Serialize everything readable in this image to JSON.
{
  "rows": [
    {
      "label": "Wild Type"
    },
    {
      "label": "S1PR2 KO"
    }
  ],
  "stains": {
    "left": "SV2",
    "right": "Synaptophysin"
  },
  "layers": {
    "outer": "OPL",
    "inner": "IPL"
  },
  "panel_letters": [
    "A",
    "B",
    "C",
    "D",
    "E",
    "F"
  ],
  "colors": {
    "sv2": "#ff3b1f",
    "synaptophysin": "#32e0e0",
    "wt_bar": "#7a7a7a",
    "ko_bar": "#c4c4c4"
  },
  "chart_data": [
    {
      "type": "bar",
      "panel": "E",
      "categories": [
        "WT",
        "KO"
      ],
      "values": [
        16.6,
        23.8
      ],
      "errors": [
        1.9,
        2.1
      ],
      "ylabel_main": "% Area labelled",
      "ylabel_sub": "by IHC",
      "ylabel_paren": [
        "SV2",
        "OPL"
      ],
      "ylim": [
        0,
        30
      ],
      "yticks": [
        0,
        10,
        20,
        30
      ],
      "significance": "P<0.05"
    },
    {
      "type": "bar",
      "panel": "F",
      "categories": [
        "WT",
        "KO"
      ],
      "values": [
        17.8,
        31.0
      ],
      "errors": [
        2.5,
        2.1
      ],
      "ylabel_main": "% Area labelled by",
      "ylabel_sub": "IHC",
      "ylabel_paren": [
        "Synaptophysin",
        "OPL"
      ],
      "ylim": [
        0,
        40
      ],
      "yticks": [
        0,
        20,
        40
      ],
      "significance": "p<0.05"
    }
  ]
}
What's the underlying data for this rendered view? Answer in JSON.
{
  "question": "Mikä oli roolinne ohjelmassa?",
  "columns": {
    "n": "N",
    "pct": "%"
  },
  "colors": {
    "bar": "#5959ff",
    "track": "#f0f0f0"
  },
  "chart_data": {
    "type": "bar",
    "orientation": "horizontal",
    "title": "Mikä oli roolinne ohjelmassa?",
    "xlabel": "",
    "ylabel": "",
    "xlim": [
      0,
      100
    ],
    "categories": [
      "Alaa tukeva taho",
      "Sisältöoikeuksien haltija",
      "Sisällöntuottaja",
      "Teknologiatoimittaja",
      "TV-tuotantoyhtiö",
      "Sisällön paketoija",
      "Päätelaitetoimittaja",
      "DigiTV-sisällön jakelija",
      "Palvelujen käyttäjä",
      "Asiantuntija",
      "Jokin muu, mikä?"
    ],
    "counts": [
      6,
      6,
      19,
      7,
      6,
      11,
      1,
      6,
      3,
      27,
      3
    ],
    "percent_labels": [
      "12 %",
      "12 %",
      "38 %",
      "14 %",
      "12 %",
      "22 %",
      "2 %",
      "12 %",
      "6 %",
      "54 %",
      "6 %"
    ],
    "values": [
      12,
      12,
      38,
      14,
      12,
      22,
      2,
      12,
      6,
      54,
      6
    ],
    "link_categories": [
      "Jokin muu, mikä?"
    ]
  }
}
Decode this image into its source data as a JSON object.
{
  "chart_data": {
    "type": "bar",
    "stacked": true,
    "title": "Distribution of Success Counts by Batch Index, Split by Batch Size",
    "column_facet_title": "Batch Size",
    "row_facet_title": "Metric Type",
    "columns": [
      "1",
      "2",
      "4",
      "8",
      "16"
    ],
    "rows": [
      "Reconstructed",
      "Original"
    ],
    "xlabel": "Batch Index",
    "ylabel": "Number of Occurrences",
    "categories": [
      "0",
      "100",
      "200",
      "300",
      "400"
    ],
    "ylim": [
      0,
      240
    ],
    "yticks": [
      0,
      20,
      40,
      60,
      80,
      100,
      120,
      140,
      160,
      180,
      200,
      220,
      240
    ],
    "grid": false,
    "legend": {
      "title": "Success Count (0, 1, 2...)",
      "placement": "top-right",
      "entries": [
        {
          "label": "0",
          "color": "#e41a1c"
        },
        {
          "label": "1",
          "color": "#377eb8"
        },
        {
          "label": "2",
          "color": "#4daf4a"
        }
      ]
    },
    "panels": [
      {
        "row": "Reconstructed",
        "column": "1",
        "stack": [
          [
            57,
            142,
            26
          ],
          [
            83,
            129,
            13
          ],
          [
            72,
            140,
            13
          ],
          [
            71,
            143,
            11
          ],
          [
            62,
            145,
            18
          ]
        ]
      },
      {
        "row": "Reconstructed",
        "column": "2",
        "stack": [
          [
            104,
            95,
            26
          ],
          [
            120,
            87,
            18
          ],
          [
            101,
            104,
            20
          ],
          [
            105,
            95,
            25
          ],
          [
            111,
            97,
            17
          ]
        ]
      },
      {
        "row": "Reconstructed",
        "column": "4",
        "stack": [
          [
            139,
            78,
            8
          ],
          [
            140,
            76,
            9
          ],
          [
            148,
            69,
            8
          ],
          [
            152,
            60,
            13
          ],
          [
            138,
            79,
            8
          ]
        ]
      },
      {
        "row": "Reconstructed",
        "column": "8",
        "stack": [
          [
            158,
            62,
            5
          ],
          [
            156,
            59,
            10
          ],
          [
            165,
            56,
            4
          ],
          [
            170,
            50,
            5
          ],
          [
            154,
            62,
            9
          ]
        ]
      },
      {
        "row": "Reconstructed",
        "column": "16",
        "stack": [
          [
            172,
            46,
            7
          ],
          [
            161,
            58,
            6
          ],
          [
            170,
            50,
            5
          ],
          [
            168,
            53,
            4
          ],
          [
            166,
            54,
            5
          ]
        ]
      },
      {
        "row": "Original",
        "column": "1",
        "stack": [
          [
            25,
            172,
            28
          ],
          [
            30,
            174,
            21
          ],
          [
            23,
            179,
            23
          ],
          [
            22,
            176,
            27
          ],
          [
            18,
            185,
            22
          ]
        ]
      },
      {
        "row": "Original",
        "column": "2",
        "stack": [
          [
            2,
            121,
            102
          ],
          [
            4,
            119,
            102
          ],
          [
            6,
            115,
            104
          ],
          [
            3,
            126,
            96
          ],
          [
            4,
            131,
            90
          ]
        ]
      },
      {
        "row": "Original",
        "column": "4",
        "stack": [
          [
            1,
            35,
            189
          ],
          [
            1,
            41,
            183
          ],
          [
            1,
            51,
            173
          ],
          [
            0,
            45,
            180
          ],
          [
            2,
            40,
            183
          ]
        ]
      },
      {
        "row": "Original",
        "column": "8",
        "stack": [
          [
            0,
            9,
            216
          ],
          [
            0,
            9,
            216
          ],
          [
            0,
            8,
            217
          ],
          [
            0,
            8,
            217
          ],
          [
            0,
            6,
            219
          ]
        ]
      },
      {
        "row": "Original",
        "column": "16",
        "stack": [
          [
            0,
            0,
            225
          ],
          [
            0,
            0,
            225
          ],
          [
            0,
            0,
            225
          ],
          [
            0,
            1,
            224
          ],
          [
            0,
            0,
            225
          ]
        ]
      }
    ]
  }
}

# # #

(Exercise task) Report all lines of the data that include the word "JSON".

(Solved exercise)
Serialize everything readable in this image to JSON.
What's the underlying data for this rendered view? Answer in JSON.
Decode this image into its source data as a JSON object.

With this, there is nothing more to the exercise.